- _Work to be completed_
Reproduce every record below exactly as written, leaving out any pictures.
....
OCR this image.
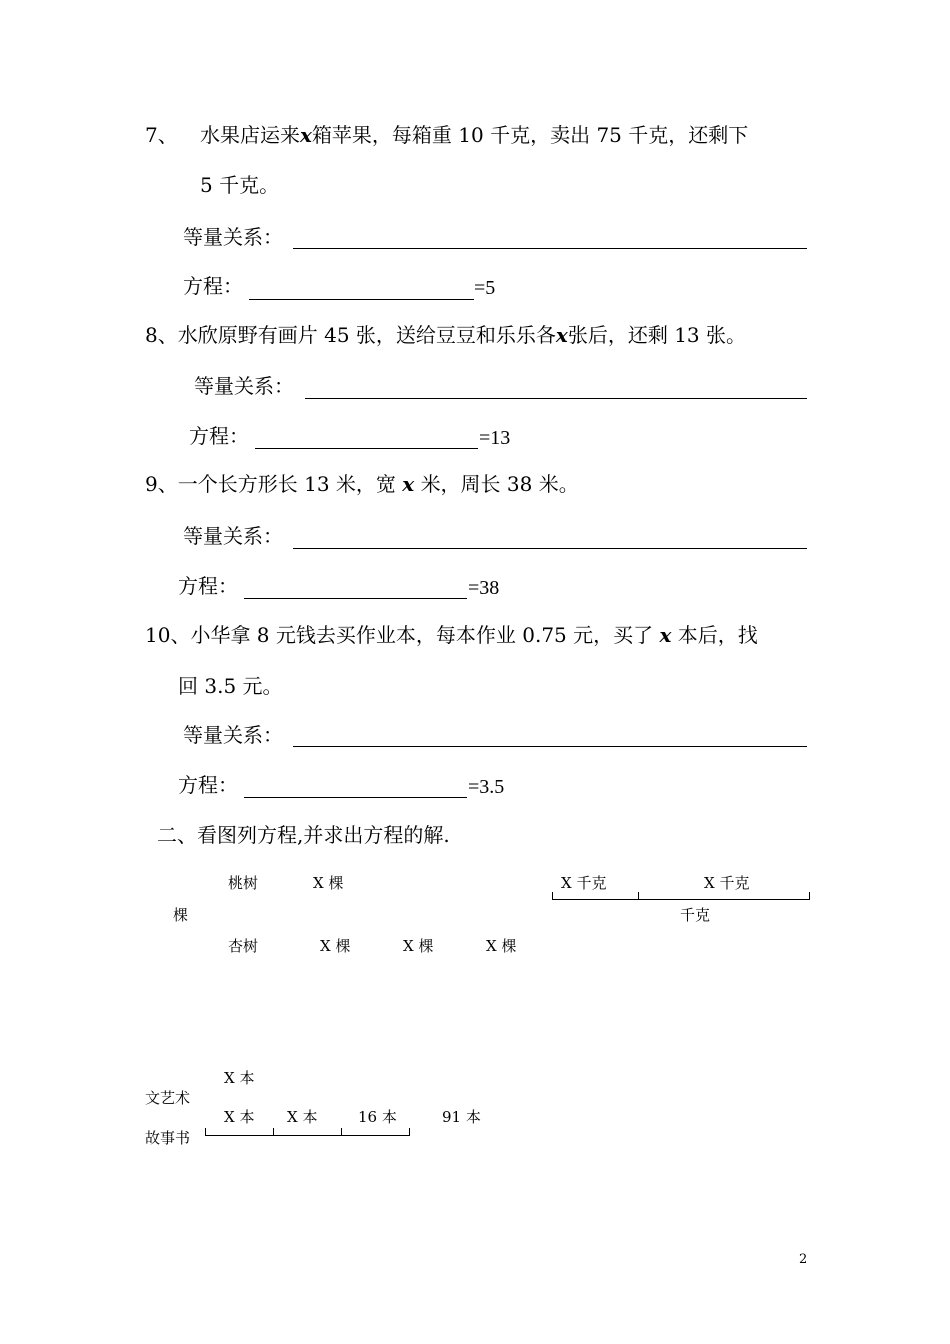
7、 水果店运来x箱苹果，每箱重 10 千克，卖出 75 千克，还剩下
5 千克。
等量关系：
方程：	=5
8、水欣原野有画片 45 张，送给豆豆和乐乐各x张后，还剩 13 张。
等量关系：
方程：	=13
9、一个长方形长 13 米，宽 x 米，周长 38 米。
等量关系：
方程：	=38
10、小华拿 8 元钱去买作业本，每本作业 0.75 元，买了 x 本后，找
回 3.5 元。
等量关系：
方程：	=3.5
二、看图列方程,并求出方程的解.
桃树	X 棵
棵
杏树	X 棵	X 棵	X 棵
X 千克	X 千克
千克
X 本
文艺术
X 本 X 本	16 本	91 本
故事书
2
....
- _Result_
OCR this image.
7、 水果店运来x箱苹果，每箱重 10 千克，卖出 75 千克，还剩下
5 千克。
等量关系：
方程：	=5
8、水欣原野有画片 45 张，送给豆豆和乐乐各x张后，还剩 13 张。
等量关系：
方程：	=13
9、一个长方形长 13 米，宽 x 米，周长 38 米。
等量关系：
方程：	=38
10、小华拿 8 元钱去买作业本，每本作业 0.75 元，买了 x 本后，找
回 3.5 元。
等量关系：
方程：	=3.5
二、看图列方程,并求出方程的解.
桃树	X 棵
棵
杏树	X 棵	X 棵	X 棵
X 千克	X 千克
千克
X 本
文艺术
X 本 X 本	16 本	91 本
故事书
2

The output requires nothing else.